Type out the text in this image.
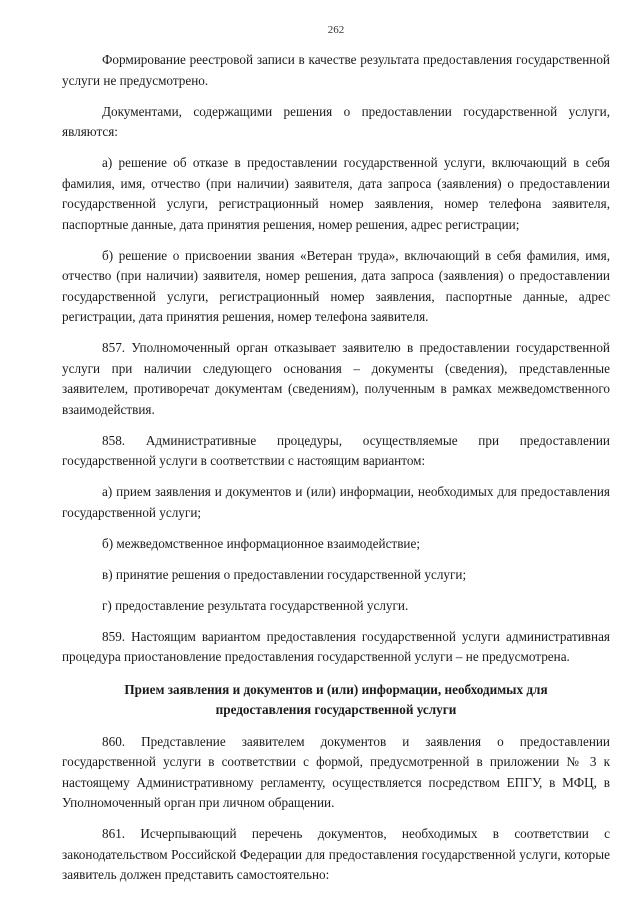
262

Формирование реестровой записи в качестве результата предоставления государственной услуги не предусмотрено.

Документами, содержащими решения о предоставлении государственной услуги, являются:

а) решение об отказе в предоставлении государственной услуги, включающий в себя фамилия, имя, отчество (при наличии) заявителя, дата запроса (заявления) о предоставлении государственной услуги, регистрационный номер заявления, номер телефона заявителя, паспортные данные, дата принятия решения, номер решения, адрес регистрации;

б) решение о присвоении звания «Ветеран труда», включающий в себя фамилия, имя, отчество (при наличии) заявителя, номер решения, дата запроса (заявления) о предоставлении государственной услуги, регистрационный номер заявления, паспортные данные, адрес регистрации, дата принятия решения, номер телефона заявителя.

857. Уполномоченный орган отказывает заявителю в предоставлении государственной услуги при наличии следующего основания – документы (сведения), представленные заявителем, противоречат документам (сведениям), полученным в рамках межведомственного взаимодействия.

858. Административные процедуры, осуществляемые при предоставлении государственной услуги в соответствии с настоящим вариантом:

а) прием заявления и документов и (или) информации, необходимых для предоставления государственной услуги;

б) межведомственное информационное взаимодействие;

в) принятие решения о предоставлении государственной услуги;

г) предоставление результата государственной услуги.

859. Настоящим вариантом предоставления государственной услуги административная процедура приостановление предоставления государственной услуги – не предусмотрена.

Прием заявления и документов и (или) информации, необходимых для предоставления государственной услуги

860. Представление заявителем документов и заявления о предоставлении государственной услуги в соответствии с формой, предусмотренной в приложении № 3 к настоящему Административному регламенту, осуществляется посредством ЕПГУ, в МФЦ, в Уполномоченный орган при личном обращении.

861. Исчерпывающий перечень документов, необходимых в соответствии с законодательством Российской Федерации для предоставления государственной услуги, которые заявитель должен представить самостоятельно:
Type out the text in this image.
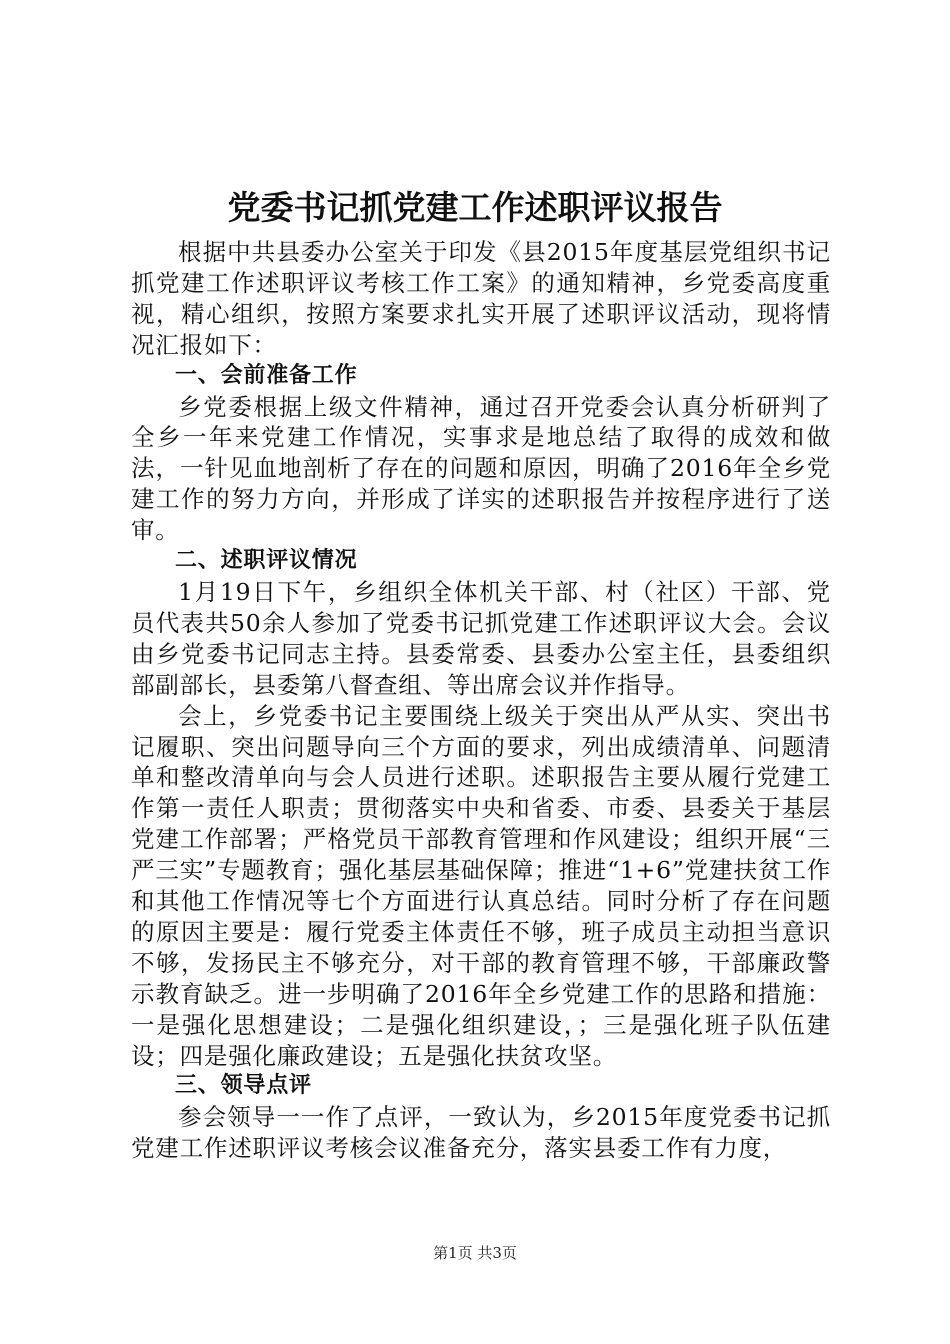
党委书记抓党建工作述职评议报告

根据中共县委办公室关于印发《县2015年度基层党组织书记抓党建工作述职评议考核工作工案》的通知精神，乡党委高度重视，精心组织，按照方案要求扎实开展了述职评议活动，现将情况汇报如下：

一、会前准备工作

乡党委根据上级文件精神，通过召开党委会认真分析研判了全乡一年来党建工作情况，实事求是地总结了取得的成效和做法，一针见血地剖析了存在的问题和原因，明确了2016年全乡党建工作的努力方向，并形成了详实的述职报告并按程序进行了送审。

二、述职评议情况

1月19日下午，乡组织全体机关干部、村（社区）干部、党员代表共50余人参加了党委书记抓党建工作述职评议大会。会议由乡党委书记同志主持。县委常委、县委办公室主任，县委组织部副部长，县委第八督查组、等出席会议并作指导。

会上，乡党委书记主要围绕上级关于突出从严从实、突出书记履职、突出问题导向三个方面的要求，列出成绩清单、问题清单和整改清单向与会人员进行述职。述职报告主要从履行党建工作第一责任人职责；贯彻落实中央和省委、市委、县委关于基层党建工作部署；严格党员干部教育管理和作风建设；组织开展“三严三实”专题教育；强化基层基础保障；推进“1+6”党建扶贫工作和其他工作情况等七个方面进行认真总结。同时分析了存在问题的原因主要是：履行党委主体责任不够，班子成员主动担当意识不够，发扬民主不够充分，对干部的教育管理不够，干部廉政警示教育缺乏。进一步明确了2016年全乡党建工作的思路和措施：一是强化思想建设；二是强化组织建设，；三是强化班子队伍建设；四是强化廉政建设；五是强化扶贫攻坚。

三、领导点评

参会领导一一作了点评，一致认为，乡2015年度党委书记抓党建工作述职评议考核会议准备充分，落实县委工作有力度，

第1页 共3页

* * * * * * * * *

__What is being asked__. Return all lines of the material above in which the word "необходимых" occurs.

__Answer for the task__.
а) прием заявления и документов и (или) информации, необходимых для предоставления государственной услуги;
Прием заявления и документов и (или) информации, необходимых для предоставления государственной услуги
861. Исчерпывающий перечень документов, необходимых в соответствии с законодательством Российской Федерации для предоставления государственной услуги, которые заявитель должен представить самостоятельно:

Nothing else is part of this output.